_Directive_
Below are some entries; can you quote all of them exactly?

──────── Data

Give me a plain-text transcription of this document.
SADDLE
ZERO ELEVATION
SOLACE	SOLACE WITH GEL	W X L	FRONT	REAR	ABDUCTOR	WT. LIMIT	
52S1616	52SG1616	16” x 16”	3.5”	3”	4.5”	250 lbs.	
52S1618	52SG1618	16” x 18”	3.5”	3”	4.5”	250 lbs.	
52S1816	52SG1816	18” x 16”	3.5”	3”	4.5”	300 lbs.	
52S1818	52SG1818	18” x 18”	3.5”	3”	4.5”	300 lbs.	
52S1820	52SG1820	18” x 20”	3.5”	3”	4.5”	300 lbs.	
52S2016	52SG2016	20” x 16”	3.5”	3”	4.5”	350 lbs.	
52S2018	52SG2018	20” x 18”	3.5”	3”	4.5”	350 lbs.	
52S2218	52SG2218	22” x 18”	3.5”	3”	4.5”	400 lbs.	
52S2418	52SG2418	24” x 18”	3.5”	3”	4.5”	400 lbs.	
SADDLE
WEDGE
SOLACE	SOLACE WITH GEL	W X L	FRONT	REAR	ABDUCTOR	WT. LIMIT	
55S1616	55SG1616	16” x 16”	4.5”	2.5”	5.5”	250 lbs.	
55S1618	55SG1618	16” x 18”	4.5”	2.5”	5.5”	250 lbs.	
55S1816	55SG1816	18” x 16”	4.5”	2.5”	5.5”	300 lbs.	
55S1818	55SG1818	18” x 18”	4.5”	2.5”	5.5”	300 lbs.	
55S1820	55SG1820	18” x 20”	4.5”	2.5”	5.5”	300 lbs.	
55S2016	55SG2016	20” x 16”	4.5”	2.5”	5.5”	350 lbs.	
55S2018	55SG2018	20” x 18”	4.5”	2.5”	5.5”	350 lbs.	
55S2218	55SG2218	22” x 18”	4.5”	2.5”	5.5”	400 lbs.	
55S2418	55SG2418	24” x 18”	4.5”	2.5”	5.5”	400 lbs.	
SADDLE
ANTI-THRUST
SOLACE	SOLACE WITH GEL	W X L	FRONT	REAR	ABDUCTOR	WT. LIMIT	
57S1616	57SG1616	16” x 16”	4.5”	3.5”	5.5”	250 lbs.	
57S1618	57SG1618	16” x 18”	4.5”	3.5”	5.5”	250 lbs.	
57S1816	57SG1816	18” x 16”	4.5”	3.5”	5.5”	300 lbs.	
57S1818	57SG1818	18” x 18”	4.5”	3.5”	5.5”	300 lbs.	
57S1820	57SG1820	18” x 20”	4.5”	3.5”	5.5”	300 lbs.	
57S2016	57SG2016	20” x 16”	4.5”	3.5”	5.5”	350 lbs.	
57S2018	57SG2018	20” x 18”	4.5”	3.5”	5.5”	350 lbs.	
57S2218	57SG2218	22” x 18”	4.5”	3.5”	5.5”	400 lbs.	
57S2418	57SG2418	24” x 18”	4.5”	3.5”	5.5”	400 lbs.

────────────────

_Response to the task_
Give me a plain-text transcription of this document.
SADDLE
ZERO ELEVATION
SOLACE	SOLACE WITH GEL	W X L	FRONT	REAR	ABDUCTOR	WT. LIMIT	
52S1616	52SG1616	16” x 16”	3.5”	3”	4.5”	250 lbs.	
52S1618	52SG1618	16” x 18”	3.5”	3”	4.5”	250 lbs.	
52S1816	52SG1816	18” x 16”	3.5”	3”	4.5”	300 lbs.	
52S1818	52SG1818	18” x 18”	3.5”	3”	4.5”	300 lbs.	
52S1820	52SG1820	18” x 20”	3.5”	3”	4.5”	300 lbs.	
52S2016	52SG2016	20” x 16”	3.5”	3”	4.5”	350 lbs.	
52S2018	52SG2018	20” x 18”	3.5”	3”	4.5”	350 lbs.	
52S2218	52SG2218	22” x 18”	3.5”	3”	4.5”	400 lbs.	
52S2418	52SG2418	24” x 18”	3.5”	3”	4.5”	400 lbs.	
SADDLE
WEDGE
SOLACE	SOLACE WITH GEL	W X L	FRONT	REAR	ABDUCTOR	WT. LIMIT	
55S1616	55SG1616	16” x 16”	4.5”	2.5”	5.5”	250 lbs.	
55S1618	55SG1618	16” x 18”	4.5”	2.5”	5.5”	250 lbs.	
55S1816	55SG1816	18” x 16”	4.5”	2.5”	5.5”	300 lbs.	
55S1818	55SG1818	18” x 18”	4.5”	2.5”	5.5”	300 lbs.	
55S1820	55SG1820	18” x 20”	4.5”	2.5”	5.5”	300 lbs.	
55S2016	55SG2016	20” x 16”	4.5”	2.5”	5.5”	350 lbs.	
55S2018	55SG2018	20” x 18”	4.5”	2.5”	5.5”	350 lbs.	
55S2218	55SG2218	22” x 18”	4.5”	2.5”	5.5”	400 lbs.	
55S2418	55SG2418	24” x 18”	4.5”	2.5”	5.5”	400 lbs.	
SADDLE
ANTI-THRUST
SOLACE	SOLACE WITH GEL	W X L	FRONT	REAR	ABDUCTOR	WT. LIMIT	
57S1616	57SG1616	16” x 16”	4.5”	3.5”	5.5”	250 lbs.	
57S1618	57SG1618	16” x 18”	4.5”	3.5”	5.5”	250 lbs.	
57S1816	57SG1816	18” x 16”	4.5”	3.5”	5.5”	300 lbs.	
57S1818	57SG1818	18” x 18”	4.5”	3.5”	5.5”	300 lbs.	
57S1820	57SG1820	18” x 20”	4.5”	3.5”	5.5”	300 lbs.	
57S2016	57SG2016	20” x 16”	4.5”	3.5”	5.5”	350 lbs.	
57S2018	57SG2018	20” x 18”	4.5”	3.5”	5.5”	350 lbs.	
57S2218	57SG2218	22” x 18”	4.5”	3.5”	5.5”	400 lbs.	
57S2418	57SG2418	24” x 18”	4.5”	3.5”	5.5”	400 lbs.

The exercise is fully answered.